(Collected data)

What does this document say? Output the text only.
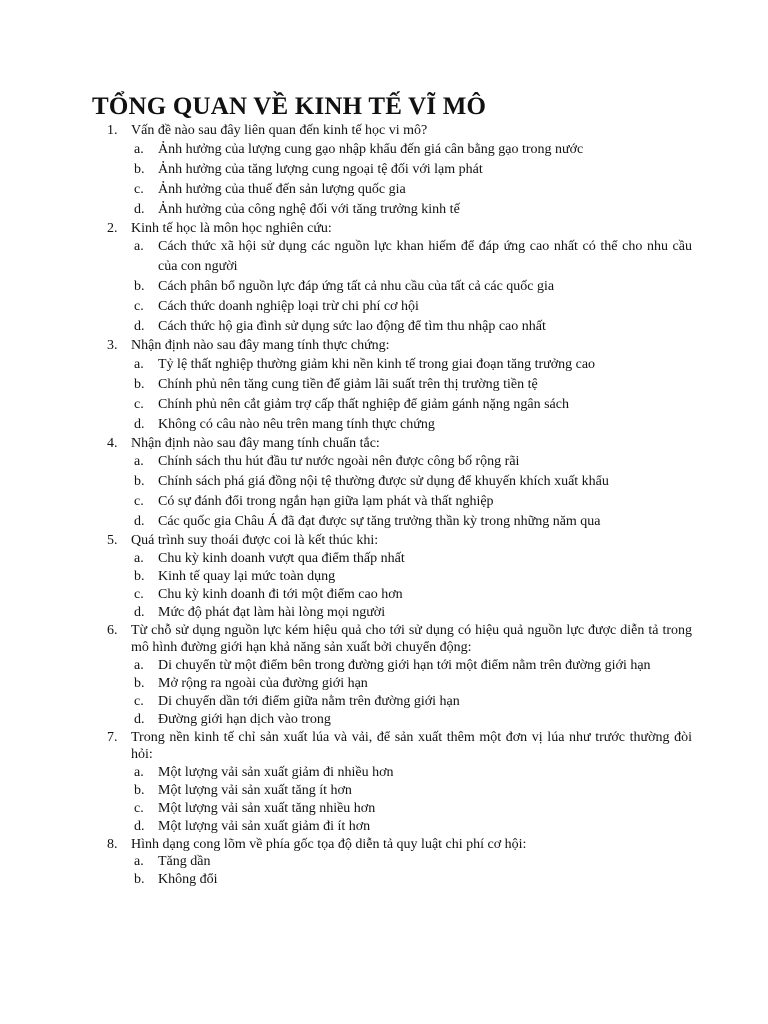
TỔNG QUAN VỀ KINH TẾ VĨ MÔ
1. Vấn đề nào sau đây liên quan đến kinh tế học vi mô?
a.	Ảnh hưởng của lượng cung gạo nhập khẩu đến giá cân bằng gạo trong nước
b. Ảnh hưởng của tăng lượng cung ngoại tệ đối với lạm phát
c.	Ảnh hưởng của thuế đến sản lượng quốc gia
d. Ảnh hưởng của công nghệ đối với tăng trưởng kinh tế
2. Kinh tế học là môn học nghiên cứu:
a.	Cách thức xã hội sử dụng các nguồn lực khan hiếm để đáp ứng cao nhất có thể cho nhu cầu của con người
b. Cách phân bổ nguồn lực đáp ứng tất cả nhu cầu của tất cả các quốc gia
c.	Cách thức doanh nghiệp loại trừ chi phí cơ hội
d. Cách thức hộ gia đình sử dụng sức lao động để tìm thu nhập cao nhất
3. Nhận định nào sau đây mang tính thực chứng:
a.	Tỷ lệ thất nghiệp thường giảm khi nền kinh tế trong giai đoạn tăng trưởng cao
b. Chính phủ nên tăng cung tiền để giảm lãi suất trên thị trường tiền tệ
c.	Chính phủ nên cắt giảm trợ cấp thất nghiệp để giảm gánh nặng ngân sách
d. Không có câu nào nêu trên mang tính thực chứng
4. Nhận định nào sau đây mang tính chuẩn tắc:
a.	Chính sách thu hút đầu tư nước ngoài nên được công bố rộng rãi
b. Chính sách phá giá đồng nội tệ thường được sử dụng để khuyến khích xuất khẩu
c.	Có sự đánh đổi trong ngắn hạn giữa lạm phát và thất nghiệp
d. Các quốc gia Châu Á đã đạt được sự tăng trưởng thần kỳ trong những năm qua
5. Quá trình suy thoái được coi là kết thúc khi:
a.	Chu kỳ kinh doanh vượt qua điểm thấp nhất
b. Kinh tế quay lại mức toàn dụng
c.	Chu kỳ kinh doanh đi tới một điểm cao hơn
d. Mức độ phát đạt làm hài lòng mọi người
6. Từ chỗ sử dụng nguồn lực kém hiệu quả cho tới sử dụng có hiệu quả nguồn lực được diễn tả trong mô hình đường giới hạn khả năng sản xuất bởi chuyển động:
a.	Di chuyển từ một điểm bên trong đường giới hạn tới một điểm nằm trên đường giới hạn
b. Mở rộng ra ngoài của đường giới hạn
c.	Di chuyển dần tới điểm giữa nằm trên đường giới hạn
d. Đường giới hạn dịch vào trong
7. Trong nền kinh tế chỉ sản xuất lúa và vải, để sản xuất thêm một đơn vị lúa như trước thường đòi hỏi:
a.	Một lượng vải sản xuất giảm đi nhiều hơn
b. Một lượng vải sản xuất tăng ít hơn
c.	Một lượng vải sản xuất tăng nhiều hơn
d. Một lượng vải sản xuất giảm đi ít hơn
8. Hình dạng cong lõm về phía gốc tọa độ diễn tả quy luật chi phí cơ hội:
a.	Tăng dần
b. Không đổi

▶ [Task prompt]:
Scan the material above for the string "giữa" and report each line where you find it.

▶ [Full response]:
c.	Có sự đánh đổi trong ngắn hạn giữa lạm phát và thất nghiệp
c.	Di chuyển dần tới điểm giữa nằm trên đường giới hạn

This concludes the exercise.